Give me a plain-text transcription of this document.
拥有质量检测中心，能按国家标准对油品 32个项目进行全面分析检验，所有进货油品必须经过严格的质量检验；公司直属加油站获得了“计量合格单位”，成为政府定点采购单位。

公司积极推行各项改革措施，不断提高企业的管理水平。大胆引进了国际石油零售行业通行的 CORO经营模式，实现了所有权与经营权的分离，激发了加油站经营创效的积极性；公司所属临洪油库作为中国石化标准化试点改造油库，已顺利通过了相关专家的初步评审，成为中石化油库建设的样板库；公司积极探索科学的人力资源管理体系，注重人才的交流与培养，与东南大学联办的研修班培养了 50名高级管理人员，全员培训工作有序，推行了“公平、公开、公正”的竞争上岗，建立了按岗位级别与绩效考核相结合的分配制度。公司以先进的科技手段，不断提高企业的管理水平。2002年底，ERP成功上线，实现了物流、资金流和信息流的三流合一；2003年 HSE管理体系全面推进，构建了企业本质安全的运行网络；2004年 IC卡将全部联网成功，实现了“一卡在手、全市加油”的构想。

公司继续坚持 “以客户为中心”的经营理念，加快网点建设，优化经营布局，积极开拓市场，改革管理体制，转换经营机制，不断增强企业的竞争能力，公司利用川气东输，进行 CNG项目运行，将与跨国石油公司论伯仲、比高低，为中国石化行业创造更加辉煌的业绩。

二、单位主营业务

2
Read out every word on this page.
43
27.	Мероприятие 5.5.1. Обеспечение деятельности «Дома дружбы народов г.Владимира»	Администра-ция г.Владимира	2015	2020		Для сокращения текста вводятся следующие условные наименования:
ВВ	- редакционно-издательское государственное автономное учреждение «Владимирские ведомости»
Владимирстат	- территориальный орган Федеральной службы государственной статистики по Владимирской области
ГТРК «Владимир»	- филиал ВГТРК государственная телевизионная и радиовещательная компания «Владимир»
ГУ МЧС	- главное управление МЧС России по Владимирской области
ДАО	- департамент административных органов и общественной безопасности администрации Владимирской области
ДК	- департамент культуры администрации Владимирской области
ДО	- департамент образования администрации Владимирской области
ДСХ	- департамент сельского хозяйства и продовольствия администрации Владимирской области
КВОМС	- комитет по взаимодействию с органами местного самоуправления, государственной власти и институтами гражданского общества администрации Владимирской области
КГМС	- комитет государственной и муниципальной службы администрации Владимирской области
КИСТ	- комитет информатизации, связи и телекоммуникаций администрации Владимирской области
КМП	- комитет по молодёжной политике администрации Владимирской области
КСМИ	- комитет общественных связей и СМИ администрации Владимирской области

STATED GOAL ▸
From the data above, pick out each line containing "службы" and copy it.

WORKED SOLUTION ▸
Владимирстат	- территориальный орган Федеральной службы государственной статистики по Владимирской области
КГМС	- комитет государственной и муниципальной службы администрации Владимирской области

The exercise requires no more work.